▸ STATED EXERCISE
Count the lines containing "recharge" in the entries underneath, and state that count without anything else.

▸ SUPPLIED MATERIAL
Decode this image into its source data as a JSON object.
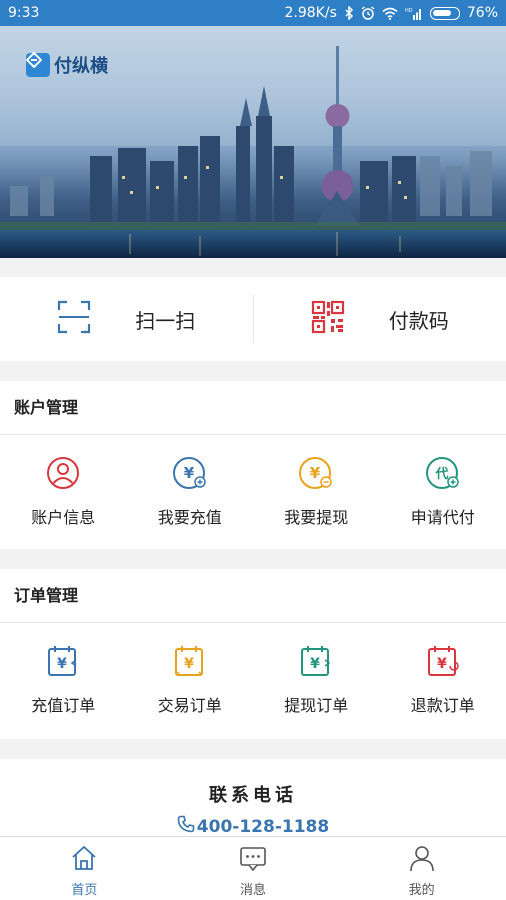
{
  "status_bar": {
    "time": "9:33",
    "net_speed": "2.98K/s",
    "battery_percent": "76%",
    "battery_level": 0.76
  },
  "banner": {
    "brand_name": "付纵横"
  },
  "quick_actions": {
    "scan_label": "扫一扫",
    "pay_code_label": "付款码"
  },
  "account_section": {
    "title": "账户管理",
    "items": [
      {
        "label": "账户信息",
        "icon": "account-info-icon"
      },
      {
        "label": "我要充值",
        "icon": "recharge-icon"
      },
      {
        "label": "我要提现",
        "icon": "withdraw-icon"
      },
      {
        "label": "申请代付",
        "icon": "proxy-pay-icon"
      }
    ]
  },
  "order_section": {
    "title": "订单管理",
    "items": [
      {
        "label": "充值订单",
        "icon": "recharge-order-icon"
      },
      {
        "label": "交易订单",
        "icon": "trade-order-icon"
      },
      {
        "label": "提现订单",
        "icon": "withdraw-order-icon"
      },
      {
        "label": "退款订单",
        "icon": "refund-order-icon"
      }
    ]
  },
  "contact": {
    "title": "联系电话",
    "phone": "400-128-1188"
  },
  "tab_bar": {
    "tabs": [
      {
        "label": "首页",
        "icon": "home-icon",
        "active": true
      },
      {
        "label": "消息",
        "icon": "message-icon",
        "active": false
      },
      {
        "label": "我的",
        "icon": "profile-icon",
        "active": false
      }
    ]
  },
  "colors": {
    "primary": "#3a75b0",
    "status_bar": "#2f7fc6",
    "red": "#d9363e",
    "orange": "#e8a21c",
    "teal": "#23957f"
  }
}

▸ RESULT FOR THIS TASK
2